:: Set exercise ::
Pick out the lines below that contain the string "accent" and copy them all.

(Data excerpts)
---------------

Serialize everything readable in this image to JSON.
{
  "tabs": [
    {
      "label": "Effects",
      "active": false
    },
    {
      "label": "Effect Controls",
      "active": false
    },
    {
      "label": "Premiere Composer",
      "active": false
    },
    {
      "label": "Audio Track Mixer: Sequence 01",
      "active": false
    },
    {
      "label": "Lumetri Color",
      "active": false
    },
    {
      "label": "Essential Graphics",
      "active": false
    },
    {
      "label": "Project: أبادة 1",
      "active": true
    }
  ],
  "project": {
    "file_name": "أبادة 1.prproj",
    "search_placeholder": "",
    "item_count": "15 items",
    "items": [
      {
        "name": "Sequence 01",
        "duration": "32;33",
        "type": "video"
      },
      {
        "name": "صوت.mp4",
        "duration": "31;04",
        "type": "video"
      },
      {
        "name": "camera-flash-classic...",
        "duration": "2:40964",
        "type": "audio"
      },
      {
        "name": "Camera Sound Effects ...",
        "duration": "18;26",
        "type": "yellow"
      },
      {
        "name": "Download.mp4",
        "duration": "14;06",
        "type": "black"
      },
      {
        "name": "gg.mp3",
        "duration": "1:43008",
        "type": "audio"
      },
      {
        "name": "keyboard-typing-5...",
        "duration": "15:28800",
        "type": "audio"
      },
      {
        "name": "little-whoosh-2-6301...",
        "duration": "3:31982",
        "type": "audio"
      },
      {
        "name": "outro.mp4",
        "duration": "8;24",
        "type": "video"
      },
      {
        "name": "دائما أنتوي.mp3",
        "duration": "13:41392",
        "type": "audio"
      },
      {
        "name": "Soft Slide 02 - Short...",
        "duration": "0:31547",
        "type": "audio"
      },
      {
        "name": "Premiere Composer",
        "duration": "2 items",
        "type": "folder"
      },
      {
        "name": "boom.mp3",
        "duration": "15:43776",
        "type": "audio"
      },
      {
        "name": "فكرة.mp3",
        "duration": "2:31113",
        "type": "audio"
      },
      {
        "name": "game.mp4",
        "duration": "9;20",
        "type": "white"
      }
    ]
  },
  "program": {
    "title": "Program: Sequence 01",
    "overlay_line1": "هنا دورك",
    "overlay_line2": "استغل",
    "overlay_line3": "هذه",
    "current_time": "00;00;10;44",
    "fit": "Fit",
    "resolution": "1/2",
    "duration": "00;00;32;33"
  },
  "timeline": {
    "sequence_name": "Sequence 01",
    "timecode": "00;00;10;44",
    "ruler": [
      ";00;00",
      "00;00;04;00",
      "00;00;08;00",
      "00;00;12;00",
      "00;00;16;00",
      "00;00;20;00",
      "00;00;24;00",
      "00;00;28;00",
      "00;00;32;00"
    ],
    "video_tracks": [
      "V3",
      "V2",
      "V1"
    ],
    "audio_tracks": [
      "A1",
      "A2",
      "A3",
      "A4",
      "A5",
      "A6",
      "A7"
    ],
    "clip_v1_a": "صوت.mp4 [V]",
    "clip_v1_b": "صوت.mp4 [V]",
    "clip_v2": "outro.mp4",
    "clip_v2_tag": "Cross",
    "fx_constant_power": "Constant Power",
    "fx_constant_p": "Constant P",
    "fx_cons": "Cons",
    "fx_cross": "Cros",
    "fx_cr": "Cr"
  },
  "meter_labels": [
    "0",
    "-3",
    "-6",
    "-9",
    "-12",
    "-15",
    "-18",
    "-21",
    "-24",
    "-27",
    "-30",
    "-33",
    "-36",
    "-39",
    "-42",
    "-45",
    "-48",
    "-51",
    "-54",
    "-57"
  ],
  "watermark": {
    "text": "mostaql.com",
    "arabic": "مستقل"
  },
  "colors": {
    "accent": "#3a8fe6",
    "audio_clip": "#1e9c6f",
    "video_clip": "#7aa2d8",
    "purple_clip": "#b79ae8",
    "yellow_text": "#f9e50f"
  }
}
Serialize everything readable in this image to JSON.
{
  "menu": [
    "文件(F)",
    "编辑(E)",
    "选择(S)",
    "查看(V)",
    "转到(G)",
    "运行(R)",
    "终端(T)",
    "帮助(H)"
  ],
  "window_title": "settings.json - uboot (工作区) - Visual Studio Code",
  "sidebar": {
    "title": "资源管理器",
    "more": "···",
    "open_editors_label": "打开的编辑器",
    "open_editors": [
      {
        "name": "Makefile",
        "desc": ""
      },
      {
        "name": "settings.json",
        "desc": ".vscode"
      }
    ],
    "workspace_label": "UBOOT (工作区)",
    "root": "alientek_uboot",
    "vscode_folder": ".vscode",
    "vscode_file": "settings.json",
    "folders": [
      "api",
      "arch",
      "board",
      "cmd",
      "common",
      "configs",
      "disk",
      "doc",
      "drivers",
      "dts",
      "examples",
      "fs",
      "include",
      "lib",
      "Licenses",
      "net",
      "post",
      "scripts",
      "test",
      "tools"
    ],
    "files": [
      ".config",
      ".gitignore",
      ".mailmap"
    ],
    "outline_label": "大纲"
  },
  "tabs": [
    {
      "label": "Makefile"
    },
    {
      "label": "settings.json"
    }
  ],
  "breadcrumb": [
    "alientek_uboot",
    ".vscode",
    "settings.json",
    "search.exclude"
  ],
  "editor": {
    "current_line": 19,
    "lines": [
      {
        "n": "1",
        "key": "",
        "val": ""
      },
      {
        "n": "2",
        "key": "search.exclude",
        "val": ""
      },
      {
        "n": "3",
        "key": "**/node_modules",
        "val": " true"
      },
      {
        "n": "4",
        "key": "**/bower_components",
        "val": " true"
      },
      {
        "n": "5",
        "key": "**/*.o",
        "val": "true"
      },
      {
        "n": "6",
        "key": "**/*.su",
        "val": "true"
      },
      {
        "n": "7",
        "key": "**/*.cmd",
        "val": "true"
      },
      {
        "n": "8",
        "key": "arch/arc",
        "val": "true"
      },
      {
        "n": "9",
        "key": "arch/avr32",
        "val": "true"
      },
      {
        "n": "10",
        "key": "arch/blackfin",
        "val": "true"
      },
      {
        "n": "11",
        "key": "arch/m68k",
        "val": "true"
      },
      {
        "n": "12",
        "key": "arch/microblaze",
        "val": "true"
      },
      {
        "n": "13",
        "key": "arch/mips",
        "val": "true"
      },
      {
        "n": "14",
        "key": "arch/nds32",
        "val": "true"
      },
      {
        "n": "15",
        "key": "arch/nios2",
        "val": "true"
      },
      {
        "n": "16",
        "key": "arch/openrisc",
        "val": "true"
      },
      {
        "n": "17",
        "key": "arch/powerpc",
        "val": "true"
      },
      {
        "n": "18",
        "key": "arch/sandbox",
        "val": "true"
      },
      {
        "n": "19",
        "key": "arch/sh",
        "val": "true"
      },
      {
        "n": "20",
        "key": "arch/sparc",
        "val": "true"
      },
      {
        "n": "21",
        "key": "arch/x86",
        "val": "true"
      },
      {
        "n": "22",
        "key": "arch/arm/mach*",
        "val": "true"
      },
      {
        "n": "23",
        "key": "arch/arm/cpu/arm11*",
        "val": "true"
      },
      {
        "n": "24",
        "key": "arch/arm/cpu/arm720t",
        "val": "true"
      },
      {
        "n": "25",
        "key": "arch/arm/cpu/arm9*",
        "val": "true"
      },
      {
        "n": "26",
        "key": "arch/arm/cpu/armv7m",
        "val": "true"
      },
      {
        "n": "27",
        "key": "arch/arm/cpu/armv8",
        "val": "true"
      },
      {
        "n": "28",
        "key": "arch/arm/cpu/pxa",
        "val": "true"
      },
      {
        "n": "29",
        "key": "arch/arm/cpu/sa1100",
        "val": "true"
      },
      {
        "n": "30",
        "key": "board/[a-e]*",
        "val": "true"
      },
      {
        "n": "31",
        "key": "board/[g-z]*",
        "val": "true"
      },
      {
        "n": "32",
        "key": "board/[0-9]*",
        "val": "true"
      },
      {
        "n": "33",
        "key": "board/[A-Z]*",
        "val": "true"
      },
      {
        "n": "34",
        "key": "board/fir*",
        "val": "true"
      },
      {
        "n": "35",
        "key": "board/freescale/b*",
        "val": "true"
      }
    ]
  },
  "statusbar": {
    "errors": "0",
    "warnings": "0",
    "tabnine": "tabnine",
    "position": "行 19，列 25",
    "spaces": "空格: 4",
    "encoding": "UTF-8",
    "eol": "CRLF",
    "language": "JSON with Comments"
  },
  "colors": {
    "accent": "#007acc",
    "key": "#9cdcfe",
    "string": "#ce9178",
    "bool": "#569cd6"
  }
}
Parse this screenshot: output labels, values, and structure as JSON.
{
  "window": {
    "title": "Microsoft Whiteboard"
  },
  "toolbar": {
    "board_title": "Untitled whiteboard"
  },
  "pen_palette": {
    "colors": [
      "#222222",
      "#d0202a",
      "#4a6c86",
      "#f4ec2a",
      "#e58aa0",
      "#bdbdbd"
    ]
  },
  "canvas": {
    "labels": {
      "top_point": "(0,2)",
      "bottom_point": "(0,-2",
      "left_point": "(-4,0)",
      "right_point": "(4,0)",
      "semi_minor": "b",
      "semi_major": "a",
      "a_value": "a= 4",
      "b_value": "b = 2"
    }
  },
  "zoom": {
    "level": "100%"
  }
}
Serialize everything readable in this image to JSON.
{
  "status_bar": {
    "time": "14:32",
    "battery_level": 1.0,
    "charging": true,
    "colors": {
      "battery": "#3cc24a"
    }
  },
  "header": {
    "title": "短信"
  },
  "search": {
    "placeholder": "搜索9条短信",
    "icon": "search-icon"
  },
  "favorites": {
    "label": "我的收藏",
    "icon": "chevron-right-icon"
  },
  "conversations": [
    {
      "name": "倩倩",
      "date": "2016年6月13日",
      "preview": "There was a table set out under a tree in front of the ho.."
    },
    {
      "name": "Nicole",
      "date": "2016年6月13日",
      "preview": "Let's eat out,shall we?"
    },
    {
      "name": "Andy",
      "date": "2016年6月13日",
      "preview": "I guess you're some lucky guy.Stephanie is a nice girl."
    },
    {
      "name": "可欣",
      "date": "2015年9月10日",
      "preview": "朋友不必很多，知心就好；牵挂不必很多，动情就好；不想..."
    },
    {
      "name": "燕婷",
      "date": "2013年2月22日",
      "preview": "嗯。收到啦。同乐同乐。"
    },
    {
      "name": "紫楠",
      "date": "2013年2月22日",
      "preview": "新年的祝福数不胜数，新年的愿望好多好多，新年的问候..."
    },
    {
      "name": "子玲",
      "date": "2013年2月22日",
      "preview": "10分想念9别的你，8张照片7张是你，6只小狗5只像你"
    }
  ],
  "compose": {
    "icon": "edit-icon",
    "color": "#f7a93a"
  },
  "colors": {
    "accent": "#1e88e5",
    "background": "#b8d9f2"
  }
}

---------------

:: Task solution ::
    "accent": "#3a8fe6",
    "accent": "#007acc",
    "accent": "#1e88e5",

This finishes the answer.